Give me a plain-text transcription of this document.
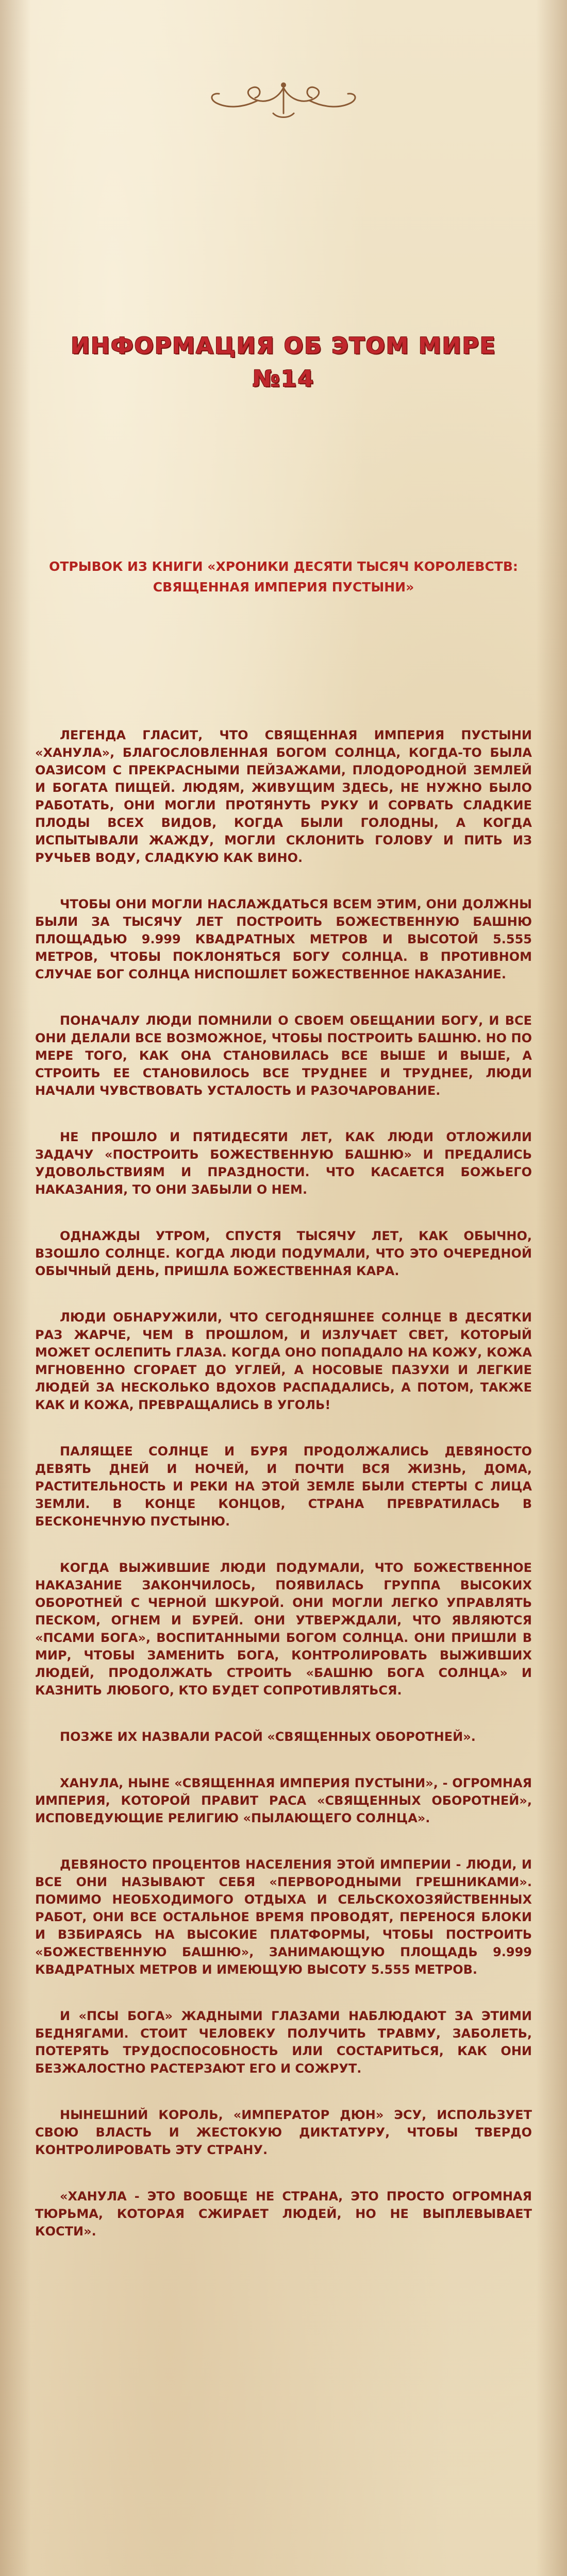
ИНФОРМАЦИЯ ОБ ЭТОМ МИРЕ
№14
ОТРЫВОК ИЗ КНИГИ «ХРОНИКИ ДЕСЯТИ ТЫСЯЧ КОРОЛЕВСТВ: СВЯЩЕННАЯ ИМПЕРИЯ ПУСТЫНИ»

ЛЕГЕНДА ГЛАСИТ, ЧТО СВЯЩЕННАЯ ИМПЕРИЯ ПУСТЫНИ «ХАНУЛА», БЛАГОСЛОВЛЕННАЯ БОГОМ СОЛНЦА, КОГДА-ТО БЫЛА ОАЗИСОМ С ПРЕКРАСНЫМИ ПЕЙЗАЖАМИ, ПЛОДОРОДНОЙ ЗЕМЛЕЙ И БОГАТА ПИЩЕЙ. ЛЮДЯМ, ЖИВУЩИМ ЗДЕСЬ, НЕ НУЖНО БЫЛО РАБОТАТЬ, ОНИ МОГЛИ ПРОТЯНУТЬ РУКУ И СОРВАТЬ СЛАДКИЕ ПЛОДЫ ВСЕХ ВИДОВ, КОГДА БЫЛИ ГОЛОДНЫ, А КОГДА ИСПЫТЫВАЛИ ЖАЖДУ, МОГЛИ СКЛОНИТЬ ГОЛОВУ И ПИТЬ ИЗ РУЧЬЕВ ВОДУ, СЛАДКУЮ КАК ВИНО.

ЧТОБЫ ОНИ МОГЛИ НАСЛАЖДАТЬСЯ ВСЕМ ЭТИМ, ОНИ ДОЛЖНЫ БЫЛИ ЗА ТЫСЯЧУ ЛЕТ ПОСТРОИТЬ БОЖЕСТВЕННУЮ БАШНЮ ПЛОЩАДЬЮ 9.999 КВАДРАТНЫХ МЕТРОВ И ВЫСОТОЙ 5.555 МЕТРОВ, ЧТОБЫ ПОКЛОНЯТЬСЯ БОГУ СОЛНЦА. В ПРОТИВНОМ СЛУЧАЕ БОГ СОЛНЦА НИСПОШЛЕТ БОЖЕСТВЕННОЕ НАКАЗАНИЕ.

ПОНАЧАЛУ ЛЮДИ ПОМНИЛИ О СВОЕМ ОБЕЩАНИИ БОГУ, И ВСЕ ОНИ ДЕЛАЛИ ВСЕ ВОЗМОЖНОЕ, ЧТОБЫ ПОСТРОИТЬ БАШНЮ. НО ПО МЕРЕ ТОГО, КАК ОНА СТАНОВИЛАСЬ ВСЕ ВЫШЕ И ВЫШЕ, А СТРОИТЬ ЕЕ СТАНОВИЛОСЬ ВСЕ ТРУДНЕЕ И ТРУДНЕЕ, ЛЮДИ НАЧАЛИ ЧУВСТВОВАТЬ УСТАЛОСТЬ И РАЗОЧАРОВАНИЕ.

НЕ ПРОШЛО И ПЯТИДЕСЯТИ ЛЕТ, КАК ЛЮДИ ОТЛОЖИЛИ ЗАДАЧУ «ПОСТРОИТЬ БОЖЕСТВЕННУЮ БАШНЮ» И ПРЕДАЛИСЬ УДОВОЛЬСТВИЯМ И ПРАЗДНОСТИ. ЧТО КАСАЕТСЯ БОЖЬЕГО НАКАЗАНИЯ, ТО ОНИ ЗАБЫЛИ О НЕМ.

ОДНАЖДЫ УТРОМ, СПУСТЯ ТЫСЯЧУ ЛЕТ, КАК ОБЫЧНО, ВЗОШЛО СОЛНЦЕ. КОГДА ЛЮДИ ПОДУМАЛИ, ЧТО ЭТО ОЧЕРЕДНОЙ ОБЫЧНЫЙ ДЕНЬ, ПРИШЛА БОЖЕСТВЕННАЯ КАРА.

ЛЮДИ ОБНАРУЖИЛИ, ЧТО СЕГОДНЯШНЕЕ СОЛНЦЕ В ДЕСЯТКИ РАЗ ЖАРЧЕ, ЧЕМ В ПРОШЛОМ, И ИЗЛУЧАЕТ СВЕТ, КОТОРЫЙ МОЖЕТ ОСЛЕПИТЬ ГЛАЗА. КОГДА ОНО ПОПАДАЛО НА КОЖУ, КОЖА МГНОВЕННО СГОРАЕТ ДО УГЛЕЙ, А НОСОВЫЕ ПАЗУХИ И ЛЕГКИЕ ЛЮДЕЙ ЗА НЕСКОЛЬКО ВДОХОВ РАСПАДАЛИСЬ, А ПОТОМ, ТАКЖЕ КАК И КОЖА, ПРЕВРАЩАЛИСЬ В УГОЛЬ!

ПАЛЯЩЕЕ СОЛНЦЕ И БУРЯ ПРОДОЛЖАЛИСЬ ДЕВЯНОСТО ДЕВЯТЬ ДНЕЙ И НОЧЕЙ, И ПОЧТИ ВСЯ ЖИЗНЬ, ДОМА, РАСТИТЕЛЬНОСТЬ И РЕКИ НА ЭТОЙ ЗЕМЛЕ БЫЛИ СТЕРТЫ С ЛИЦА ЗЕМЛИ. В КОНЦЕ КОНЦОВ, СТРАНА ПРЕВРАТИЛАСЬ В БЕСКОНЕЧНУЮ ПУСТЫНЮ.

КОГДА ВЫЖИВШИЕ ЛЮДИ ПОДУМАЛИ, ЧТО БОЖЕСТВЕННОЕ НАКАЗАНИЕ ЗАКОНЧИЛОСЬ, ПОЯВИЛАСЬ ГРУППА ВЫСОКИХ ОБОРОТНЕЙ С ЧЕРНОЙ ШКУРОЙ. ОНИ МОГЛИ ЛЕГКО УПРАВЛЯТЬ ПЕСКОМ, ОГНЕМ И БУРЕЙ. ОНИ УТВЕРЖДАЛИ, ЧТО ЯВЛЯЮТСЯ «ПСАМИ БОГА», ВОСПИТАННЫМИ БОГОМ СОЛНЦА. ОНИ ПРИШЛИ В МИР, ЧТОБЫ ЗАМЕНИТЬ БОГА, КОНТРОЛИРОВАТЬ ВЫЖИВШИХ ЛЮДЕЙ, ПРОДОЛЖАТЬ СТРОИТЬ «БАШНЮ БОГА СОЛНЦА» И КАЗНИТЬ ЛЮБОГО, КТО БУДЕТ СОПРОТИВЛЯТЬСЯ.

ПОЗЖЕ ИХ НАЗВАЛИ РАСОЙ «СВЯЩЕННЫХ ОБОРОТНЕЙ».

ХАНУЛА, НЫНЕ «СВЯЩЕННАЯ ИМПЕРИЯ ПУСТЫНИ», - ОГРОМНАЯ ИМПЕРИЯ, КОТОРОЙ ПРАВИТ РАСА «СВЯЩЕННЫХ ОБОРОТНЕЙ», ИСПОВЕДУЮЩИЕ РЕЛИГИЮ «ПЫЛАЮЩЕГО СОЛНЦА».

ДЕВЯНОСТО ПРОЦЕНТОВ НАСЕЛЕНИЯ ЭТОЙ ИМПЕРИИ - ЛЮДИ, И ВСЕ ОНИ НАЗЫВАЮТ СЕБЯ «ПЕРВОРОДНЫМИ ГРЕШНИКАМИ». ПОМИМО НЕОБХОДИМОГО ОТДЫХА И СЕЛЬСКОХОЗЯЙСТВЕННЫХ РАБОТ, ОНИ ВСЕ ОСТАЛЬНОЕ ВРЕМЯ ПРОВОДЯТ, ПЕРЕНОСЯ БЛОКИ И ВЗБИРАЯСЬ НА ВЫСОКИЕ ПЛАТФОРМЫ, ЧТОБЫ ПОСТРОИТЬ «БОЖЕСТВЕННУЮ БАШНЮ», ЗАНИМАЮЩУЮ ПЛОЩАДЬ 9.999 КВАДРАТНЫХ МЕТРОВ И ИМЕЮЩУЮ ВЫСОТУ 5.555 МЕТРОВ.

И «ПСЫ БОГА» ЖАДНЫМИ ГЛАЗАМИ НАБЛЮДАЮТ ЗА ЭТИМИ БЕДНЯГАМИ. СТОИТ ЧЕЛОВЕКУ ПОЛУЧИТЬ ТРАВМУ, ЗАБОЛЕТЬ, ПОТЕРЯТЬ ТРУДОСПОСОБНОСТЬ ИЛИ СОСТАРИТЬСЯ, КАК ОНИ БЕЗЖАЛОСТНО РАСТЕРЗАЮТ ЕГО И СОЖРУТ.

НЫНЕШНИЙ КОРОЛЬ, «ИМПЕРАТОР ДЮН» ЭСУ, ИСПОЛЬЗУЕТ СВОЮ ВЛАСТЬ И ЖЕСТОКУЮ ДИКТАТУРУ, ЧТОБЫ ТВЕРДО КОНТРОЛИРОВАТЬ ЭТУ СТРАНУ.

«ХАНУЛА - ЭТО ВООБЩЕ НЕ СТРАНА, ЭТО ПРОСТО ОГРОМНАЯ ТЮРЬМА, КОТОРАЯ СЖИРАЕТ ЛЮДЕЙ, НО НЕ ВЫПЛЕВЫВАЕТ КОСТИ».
****************
## Task prompt
State how many lines above include the word "ОГРОМНАЯ", and nothing more.

## Result of the exercise
2